***** Information supplied *****

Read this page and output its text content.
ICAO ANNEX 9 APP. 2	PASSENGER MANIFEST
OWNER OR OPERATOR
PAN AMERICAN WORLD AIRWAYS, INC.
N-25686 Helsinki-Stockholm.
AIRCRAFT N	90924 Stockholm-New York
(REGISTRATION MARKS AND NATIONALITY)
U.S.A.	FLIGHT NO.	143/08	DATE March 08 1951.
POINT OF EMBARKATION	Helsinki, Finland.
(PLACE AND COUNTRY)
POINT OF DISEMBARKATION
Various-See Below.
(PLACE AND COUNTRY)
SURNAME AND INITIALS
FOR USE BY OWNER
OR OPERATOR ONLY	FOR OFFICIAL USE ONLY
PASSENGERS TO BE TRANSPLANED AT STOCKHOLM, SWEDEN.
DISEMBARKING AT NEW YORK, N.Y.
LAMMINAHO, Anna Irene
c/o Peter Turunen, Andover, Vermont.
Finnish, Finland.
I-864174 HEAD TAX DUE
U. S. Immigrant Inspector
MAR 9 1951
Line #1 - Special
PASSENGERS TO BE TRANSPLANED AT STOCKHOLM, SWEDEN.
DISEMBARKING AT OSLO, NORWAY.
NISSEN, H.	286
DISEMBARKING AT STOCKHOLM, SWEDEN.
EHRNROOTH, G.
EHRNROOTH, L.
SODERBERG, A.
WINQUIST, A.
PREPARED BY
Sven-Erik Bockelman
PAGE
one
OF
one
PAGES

*****

Set down the material above again, word for word.

Read this page and output its text content.
ICAO ANNEX 9 APP. 2	PASSENGER MANIFEST
OWNER OR OPERATOR
PAN AMERICAN WORLD AIRWAYS, INC.
N-25686 Helsinki-Stockholm.
AIRCRAFT N	90924 Stockholm-New York
(REGISTRATION MARKS AND NATIONALITY)
U.S.A.	FLIGHT NO.	143/08	DATE March 08 1951.
POINT OF EMBARKATION	Helsinki, Finland.
(PLACE AND COUNTRY)
POINT OF DISEMBARKATION
Various-See Below.
(PLACE AND COUNTRY)
SURNAME AND INITIALS
FOR USE BY OWNER
OR OPERATOR ONLY	FOR OFFICIAL USE ONLY
PASSENGERS TO BE TRANSPLANED AT STOCKHOLM, SWEDEN.
DISEMBARKING AT NEW YORK, N.Y.
LAMMINAHO, Anna Irene
c/o Peter Turunen, Andover, Vermont.
Finnish, Finland.
I-864174 HEAD TAX DUE
U. S. Immigrant Inspector
MAR 9 1951
Line #1 - Special
PASSENGERS TO BE TRANSPLANED AT STOCKHOLM, SWEDEN.
DISEMBARKING AT OSLO, NORWAY.
NISSEN, H.	286
DISEMBARKING AT STOCKHOLM, SWEDEN.
EHRNROOTH, G.
EHRNROOTH, L.
SODERBERG, A.
WINQUIST, A.
PREPARED BY
Sven-Erik Bockelman
PAGE
one
OF
one
PAGES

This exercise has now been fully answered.